• Objective: Quote each record exactly, please, leaving none out.

• Collected data entries:

----------

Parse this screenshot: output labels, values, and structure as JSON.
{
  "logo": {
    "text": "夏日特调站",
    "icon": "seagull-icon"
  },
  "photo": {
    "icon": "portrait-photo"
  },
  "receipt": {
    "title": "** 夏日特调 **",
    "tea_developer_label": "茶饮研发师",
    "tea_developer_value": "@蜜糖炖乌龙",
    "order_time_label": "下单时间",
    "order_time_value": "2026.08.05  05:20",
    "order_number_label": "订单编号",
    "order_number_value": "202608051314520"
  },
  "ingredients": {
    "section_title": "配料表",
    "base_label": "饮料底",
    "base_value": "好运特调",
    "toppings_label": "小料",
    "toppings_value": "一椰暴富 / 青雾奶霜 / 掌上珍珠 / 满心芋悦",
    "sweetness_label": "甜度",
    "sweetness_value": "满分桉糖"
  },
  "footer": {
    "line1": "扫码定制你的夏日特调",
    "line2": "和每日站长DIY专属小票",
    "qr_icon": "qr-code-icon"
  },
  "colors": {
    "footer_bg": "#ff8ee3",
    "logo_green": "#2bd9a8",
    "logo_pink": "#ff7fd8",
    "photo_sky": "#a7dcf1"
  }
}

----------

• Expected output:
Parse this screenshot: output labels, values, and structure as JSON.
{
  "logo": {
    "text": "夏日特调站",
    "icon": "seagull-icon"
  },
  "photo": {
    "icon": "portrait-photo"
  },
  "receipt": {
    "title": "** 夏日特调 **",
    "tea_developer_label": "茶饮研发师",
    "tea_developer_value": "@蜜糖炖乌龙",
    "order_time_label": "下单时间",
    "order_time_value": "2026.08.05  05:20",
    "order_number_label": "订单编号",
    "order_number_value": "202608051314520"
  },
  "ingredients": {
    "section_title": "配料表",
    "base_label": "饮料底",
    "base_value": "好运特调",
    "toppings_label": "小料",
    "toppings_value": "一椰暴富 / 青雾奶霜 / 掌上珍珠 / 满心芋悦",
    "sweetness_label": "甜度",
    "sweetness_value": "满分桉糖"
  },
  "footer": {
    "line1": "扫码定制你的夏日特调",
    "line2": "和每日站长DIY专属小票",
    "qr_icon": "qr-code-icon"
  },
  "colors": {
    "footer_bg": "#ff8ee3",
    "logo_green": "#2bd9a8",
    "logo_pink": "#ff7fd8",
    "photo_sky": "#a7dcf1"
  }
}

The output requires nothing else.